# Start of Data entries

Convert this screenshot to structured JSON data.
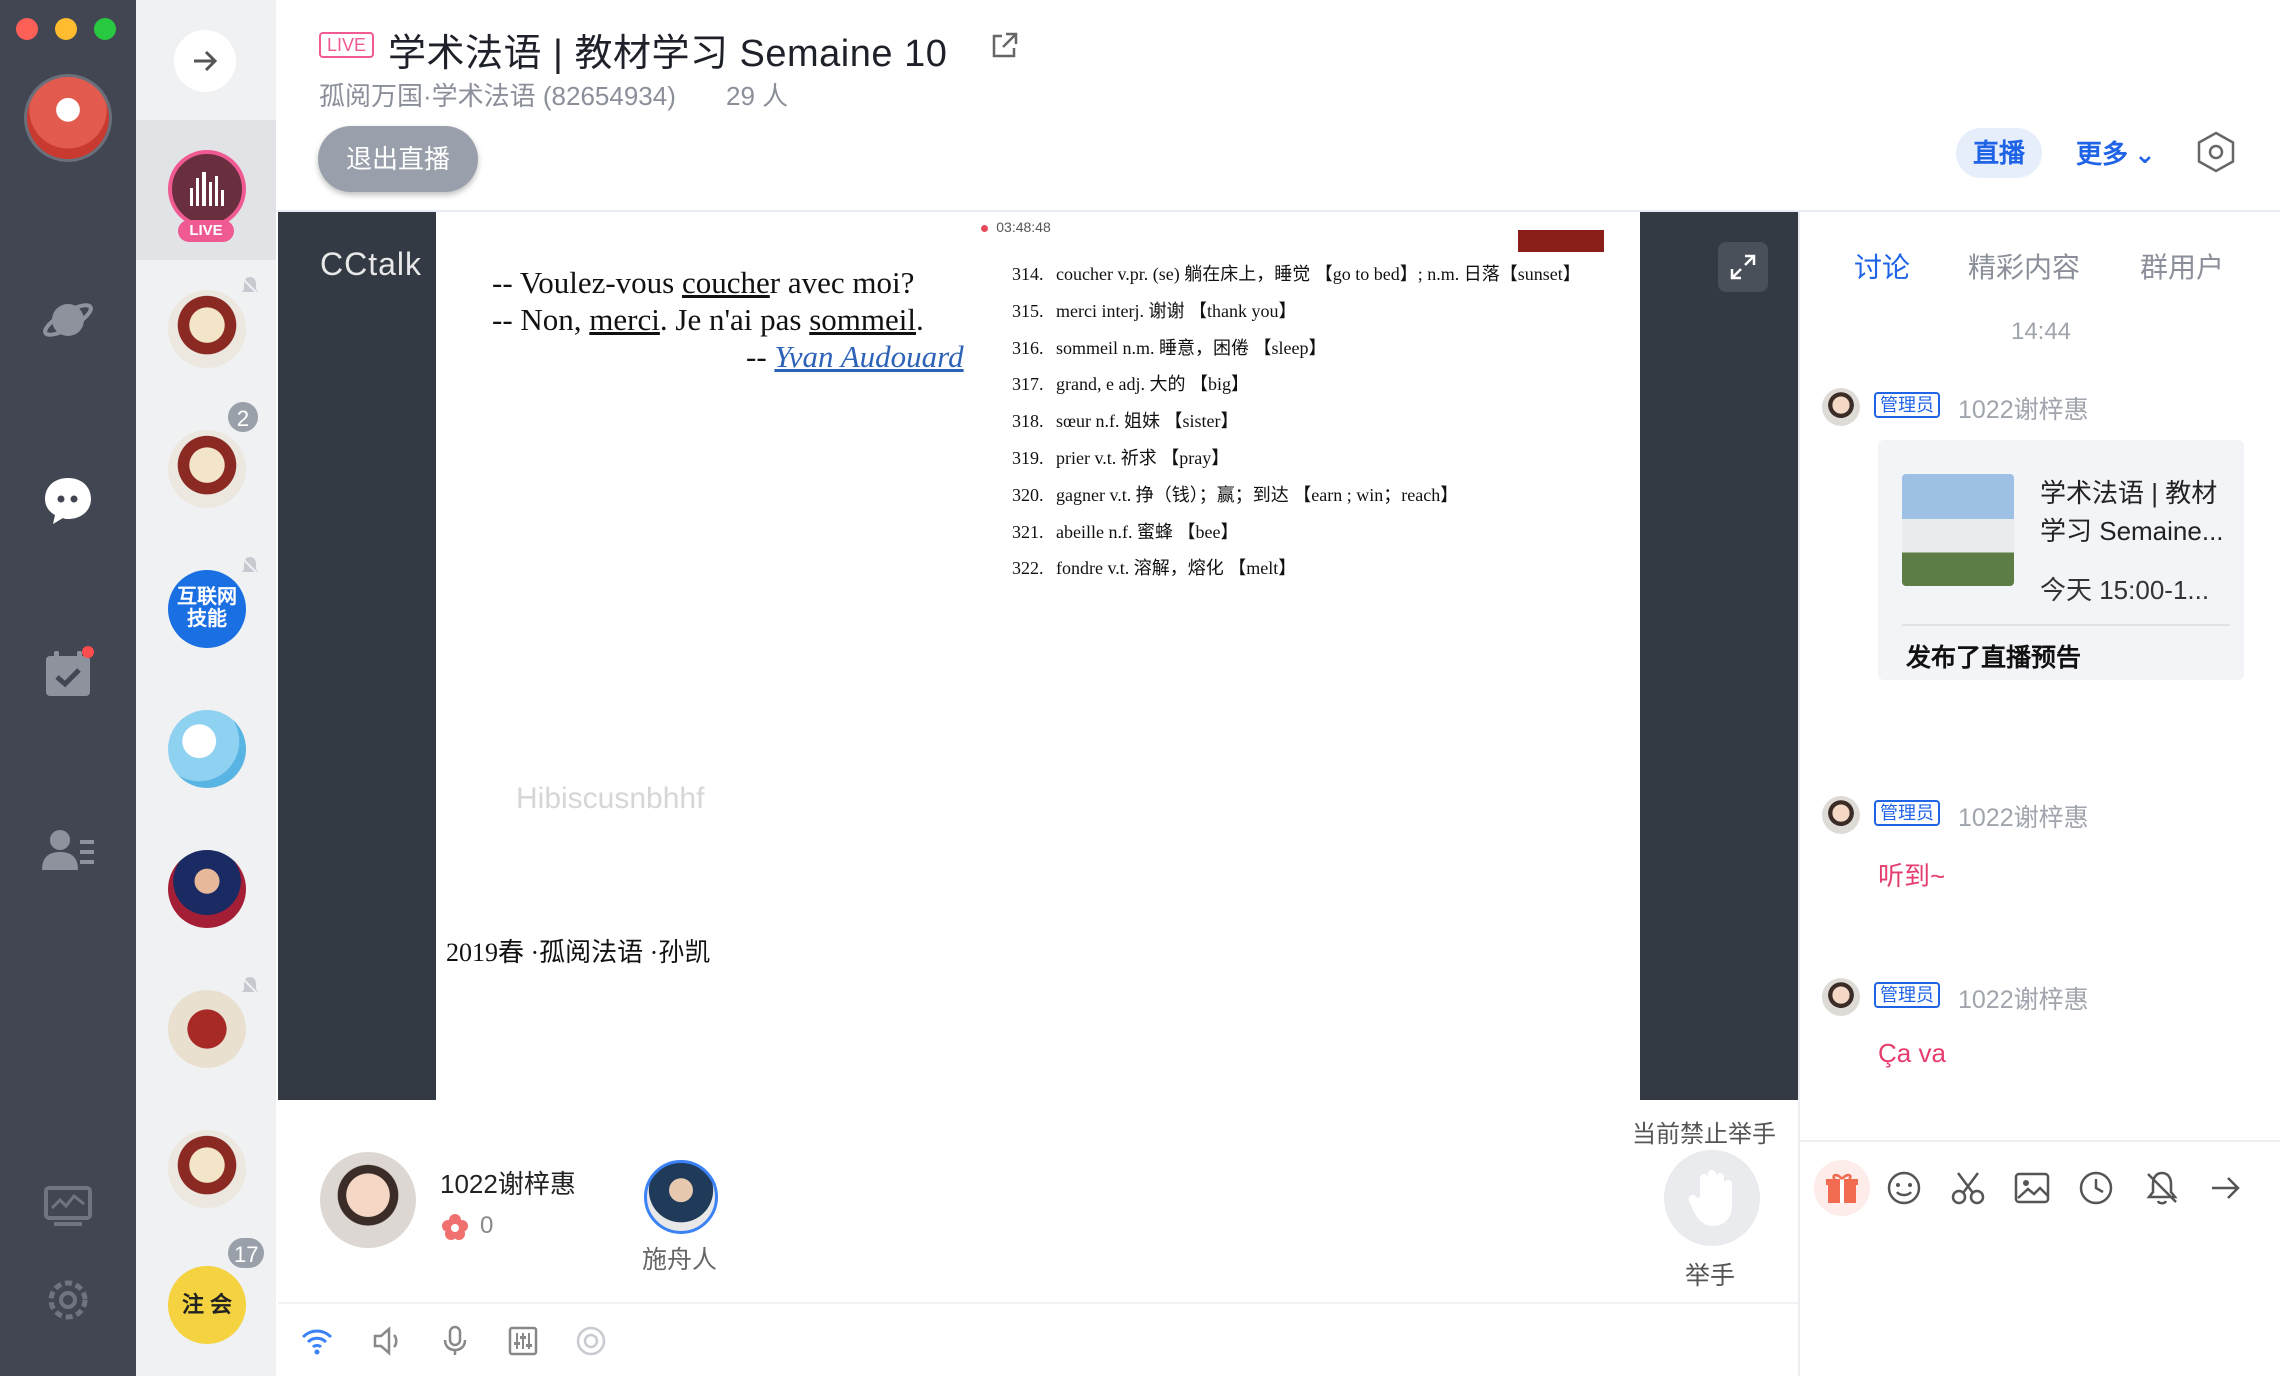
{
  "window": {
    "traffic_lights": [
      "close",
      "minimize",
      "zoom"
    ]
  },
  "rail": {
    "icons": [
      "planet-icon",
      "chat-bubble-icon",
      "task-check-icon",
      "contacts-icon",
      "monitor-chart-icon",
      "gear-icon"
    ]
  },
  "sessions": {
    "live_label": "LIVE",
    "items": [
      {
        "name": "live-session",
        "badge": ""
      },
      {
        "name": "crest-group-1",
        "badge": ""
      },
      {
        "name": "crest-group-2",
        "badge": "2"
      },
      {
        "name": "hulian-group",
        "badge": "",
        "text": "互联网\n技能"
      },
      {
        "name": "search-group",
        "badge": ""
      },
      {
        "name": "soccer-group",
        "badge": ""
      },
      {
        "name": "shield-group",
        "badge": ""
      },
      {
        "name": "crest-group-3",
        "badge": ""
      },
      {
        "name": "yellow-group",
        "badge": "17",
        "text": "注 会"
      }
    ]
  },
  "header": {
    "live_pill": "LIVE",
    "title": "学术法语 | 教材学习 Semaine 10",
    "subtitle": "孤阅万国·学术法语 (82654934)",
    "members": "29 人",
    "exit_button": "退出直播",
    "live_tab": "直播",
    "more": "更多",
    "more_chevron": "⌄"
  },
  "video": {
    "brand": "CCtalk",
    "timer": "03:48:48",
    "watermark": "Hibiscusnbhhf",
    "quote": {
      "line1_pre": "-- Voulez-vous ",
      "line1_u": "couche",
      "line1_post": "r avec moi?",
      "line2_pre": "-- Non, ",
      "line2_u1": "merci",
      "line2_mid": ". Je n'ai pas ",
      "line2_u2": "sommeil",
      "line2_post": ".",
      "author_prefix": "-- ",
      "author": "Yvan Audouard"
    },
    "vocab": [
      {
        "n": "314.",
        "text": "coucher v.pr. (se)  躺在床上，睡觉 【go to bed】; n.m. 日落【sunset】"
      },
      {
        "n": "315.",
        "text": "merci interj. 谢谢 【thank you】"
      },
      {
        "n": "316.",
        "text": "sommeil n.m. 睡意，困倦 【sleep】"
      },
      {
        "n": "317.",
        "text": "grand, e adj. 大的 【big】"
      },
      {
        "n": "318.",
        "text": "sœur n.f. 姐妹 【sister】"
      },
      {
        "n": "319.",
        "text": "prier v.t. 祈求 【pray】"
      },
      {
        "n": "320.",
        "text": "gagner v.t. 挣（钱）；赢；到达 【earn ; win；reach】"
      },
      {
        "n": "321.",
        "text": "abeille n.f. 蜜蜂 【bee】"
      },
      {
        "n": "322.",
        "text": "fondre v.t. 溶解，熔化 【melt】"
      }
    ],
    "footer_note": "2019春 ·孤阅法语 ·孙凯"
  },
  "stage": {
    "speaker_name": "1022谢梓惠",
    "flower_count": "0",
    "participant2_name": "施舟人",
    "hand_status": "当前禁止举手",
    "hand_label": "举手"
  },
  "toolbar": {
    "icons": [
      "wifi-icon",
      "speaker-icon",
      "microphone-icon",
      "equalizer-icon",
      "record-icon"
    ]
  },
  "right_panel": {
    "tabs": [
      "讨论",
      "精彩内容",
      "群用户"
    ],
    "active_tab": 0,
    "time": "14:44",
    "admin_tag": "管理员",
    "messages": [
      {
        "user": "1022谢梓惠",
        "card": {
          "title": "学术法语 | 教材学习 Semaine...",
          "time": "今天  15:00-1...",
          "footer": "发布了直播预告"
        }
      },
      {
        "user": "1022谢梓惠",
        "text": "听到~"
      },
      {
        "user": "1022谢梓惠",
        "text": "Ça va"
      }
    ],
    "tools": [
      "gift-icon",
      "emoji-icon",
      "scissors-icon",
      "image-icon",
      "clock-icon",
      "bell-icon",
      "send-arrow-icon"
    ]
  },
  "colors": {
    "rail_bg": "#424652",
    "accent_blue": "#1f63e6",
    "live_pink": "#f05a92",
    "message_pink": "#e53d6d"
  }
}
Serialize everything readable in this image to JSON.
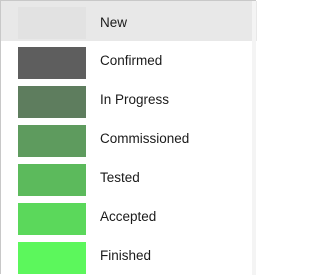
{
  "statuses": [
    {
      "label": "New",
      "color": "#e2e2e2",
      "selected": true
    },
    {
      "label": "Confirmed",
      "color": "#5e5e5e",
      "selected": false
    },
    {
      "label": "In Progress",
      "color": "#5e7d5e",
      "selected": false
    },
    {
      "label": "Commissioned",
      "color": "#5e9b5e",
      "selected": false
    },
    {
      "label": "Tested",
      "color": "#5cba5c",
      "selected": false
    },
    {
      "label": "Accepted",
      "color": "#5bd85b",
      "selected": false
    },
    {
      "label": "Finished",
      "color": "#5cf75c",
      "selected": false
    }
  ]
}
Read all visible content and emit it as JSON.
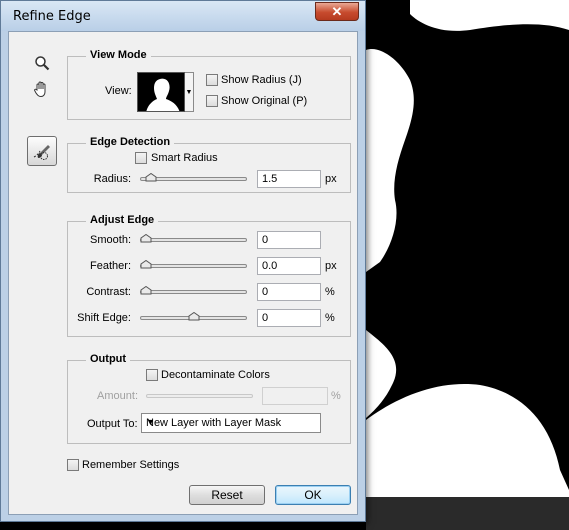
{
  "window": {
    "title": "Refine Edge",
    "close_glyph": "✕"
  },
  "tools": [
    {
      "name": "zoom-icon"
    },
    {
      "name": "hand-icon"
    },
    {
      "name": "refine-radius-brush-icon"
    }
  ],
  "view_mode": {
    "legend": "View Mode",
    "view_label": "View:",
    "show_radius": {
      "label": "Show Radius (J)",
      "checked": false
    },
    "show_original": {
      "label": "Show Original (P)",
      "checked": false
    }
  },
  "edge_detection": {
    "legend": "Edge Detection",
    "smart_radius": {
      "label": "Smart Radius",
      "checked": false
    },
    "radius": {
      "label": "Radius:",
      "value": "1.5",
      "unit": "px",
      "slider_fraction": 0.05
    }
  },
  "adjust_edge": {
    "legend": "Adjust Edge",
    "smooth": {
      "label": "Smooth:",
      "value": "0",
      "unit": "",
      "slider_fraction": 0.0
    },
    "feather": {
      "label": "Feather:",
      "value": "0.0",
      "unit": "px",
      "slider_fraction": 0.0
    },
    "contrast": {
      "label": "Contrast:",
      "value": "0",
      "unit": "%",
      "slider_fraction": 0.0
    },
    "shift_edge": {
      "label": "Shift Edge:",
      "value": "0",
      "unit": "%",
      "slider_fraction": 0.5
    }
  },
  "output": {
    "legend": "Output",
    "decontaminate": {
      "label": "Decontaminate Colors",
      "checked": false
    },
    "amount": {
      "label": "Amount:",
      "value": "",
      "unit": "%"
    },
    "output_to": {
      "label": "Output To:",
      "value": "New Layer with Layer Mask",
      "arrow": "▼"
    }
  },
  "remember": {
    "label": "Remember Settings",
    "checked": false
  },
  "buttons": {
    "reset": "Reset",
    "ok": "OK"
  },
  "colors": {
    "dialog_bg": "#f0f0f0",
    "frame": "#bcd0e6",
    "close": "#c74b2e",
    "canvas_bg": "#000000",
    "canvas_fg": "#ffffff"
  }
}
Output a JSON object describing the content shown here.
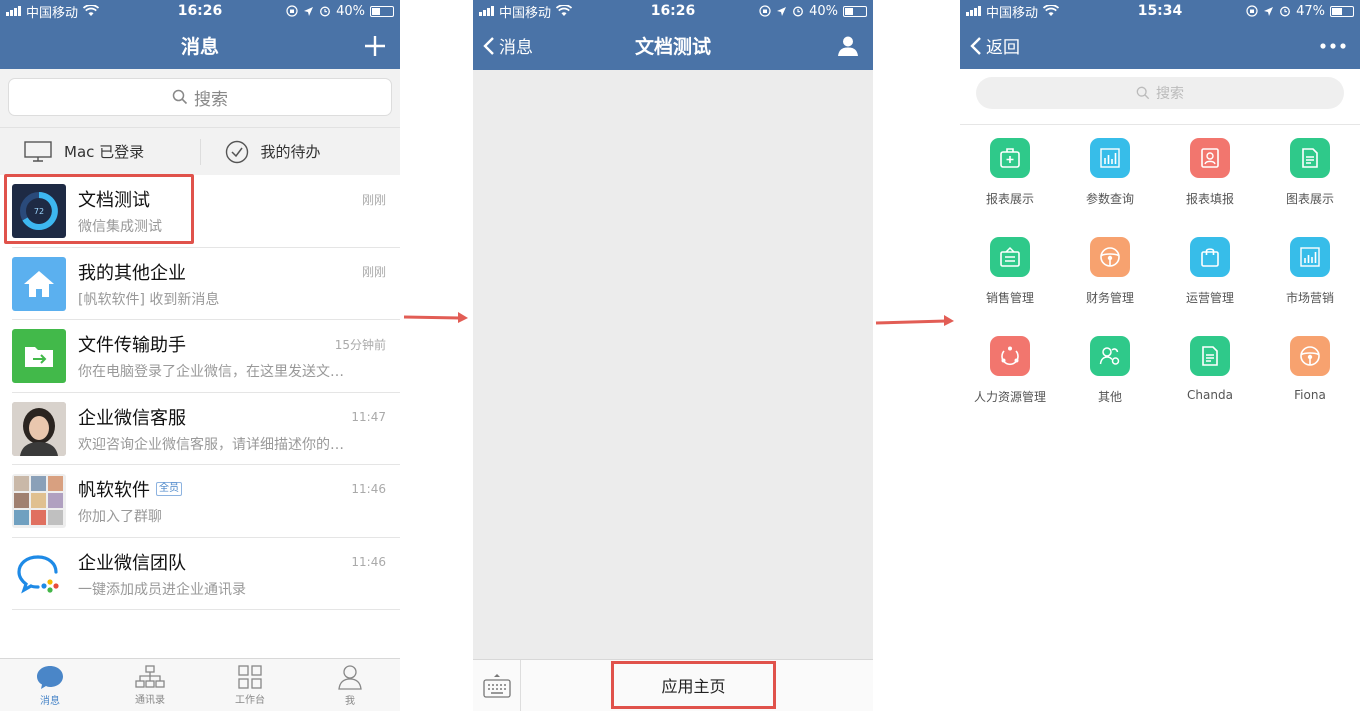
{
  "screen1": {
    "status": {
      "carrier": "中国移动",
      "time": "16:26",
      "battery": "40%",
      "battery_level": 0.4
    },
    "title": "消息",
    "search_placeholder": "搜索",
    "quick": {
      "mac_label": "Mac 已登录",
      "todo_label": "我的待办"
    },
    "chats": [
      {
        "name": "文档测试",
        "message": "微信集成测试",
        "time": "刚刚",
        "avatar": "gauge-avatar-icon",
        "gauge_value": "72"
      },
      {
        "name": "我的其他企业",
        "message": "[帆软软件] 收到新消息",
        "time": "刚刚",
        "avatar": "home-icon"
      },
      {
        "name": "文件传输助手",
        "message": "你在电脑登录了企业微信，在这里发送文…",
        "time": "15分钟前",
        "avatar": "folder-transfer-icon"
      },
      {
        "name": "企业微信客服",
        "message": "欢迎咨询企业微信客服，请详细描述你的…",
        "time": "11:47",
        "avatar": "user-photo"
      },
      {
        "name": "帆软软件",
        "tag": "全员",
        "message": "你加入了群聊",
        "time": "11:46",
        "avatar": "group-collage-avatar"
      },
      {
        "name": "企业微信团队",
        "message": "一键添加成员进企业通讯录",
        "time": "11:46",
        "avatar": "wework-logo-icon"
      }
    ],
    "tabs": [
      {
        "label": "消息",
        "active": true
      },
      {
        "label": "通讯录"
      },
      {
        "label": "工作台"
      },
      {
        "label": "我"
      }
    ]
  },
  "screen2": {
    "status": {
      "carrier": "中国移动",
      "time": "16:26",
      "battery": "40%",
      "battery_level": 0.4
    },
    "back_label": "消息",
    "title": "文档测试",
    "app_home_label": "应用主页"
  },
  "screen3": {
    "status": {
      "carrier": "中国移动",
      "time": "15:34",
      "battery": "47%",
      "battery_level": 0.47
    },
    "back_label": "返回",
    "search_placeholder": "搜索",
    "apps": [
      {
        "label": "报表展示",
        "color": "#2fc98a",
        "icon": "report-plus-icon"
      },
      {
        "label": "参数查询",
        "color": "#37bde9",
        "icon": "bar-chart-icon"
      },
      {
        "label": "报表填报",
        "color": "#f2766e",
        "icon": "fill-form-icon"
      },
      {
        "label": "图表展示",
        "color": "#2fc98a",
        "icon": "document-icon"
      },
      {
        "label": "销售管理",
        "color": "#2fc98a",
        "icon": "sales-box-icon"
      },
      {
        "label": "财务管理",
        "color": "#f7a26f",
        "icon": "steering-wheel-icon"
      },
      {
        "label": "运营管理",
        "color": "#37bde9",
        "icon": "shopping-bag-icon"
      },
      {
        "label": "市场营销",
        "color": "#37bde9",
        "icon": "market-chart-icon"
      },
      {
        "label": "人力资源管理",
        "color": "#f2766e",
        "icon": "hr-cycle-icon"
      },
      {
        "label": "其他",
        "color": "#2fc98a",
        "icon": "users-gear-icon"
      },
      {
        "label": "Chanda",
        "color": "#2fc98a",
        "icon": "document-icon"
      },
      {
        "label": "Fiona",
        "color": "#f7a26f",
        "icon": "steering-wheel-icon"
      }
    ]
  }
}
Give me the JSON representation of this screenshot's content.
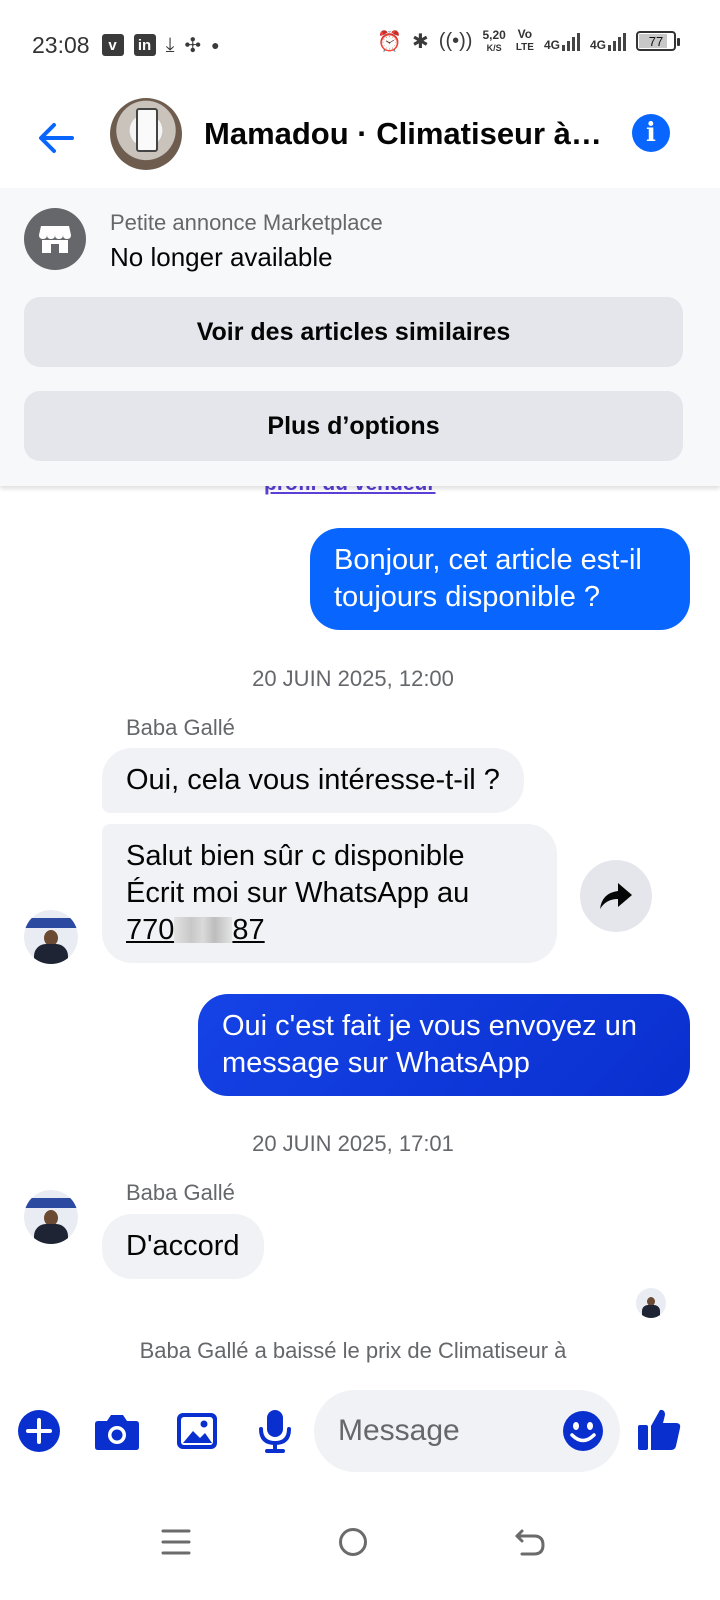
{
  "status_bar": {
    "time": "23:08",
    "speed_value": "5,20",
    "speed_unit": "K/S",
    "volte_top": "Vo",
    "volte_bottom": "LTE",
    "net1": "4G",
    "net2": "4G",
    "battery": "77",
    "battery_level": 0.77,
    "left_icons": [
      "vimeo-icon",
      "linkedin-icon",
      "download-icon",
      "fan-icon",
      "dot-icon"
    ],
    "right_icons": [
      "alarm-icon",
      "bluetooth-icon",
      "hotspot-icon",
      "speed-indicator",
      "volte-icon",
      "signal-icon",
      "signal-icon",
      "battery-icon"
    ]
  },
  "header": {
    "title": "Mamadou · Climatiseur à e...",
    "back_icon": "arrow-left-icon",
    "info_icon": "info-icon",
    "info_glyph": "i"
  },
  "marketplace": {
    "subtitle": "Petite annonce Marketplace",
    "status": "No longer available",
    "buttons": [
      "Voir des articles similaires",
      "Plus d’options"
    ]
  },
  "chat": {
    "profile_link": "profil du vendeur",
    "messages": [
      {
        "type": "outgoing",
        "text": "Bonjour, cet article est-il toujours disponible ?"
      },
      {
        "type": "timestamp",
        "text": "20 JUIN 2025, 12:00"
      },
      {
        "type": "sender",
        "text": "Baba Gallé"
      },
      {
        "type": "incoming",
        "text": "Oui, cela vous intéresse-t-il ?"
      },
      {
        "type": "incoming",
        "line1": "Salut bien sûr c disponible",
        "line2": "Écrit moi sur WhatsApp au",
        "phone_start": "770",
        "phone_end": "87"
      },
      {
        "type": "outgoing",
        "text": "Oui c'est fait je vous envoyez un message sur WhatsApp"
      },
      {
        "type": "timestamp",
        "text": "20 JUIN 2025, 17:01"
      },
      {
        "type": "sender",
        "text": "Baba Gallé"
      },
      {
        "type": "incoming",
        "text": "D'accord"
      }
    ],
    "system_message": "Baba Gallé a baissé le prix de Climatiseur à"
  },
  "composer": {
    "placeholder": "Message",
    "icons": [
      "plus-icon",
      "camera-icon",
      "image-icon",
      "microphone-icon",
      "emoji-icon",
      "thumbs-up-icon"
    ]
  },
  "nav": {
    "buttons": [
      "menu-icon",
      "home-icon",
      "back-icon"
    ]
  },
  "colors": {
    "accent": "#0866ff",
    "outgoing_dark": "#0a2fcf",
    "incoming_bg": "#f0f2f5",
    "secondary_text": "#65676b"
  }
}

# End of Data entries

## Challenge
Search the lines above for the string "Semaine" and copy each line that has it.

## Task answer
    "title": "学术法语 | 教材学习 Semaine 10",
          "title": "学术法语 | 教材学习 Semaine...",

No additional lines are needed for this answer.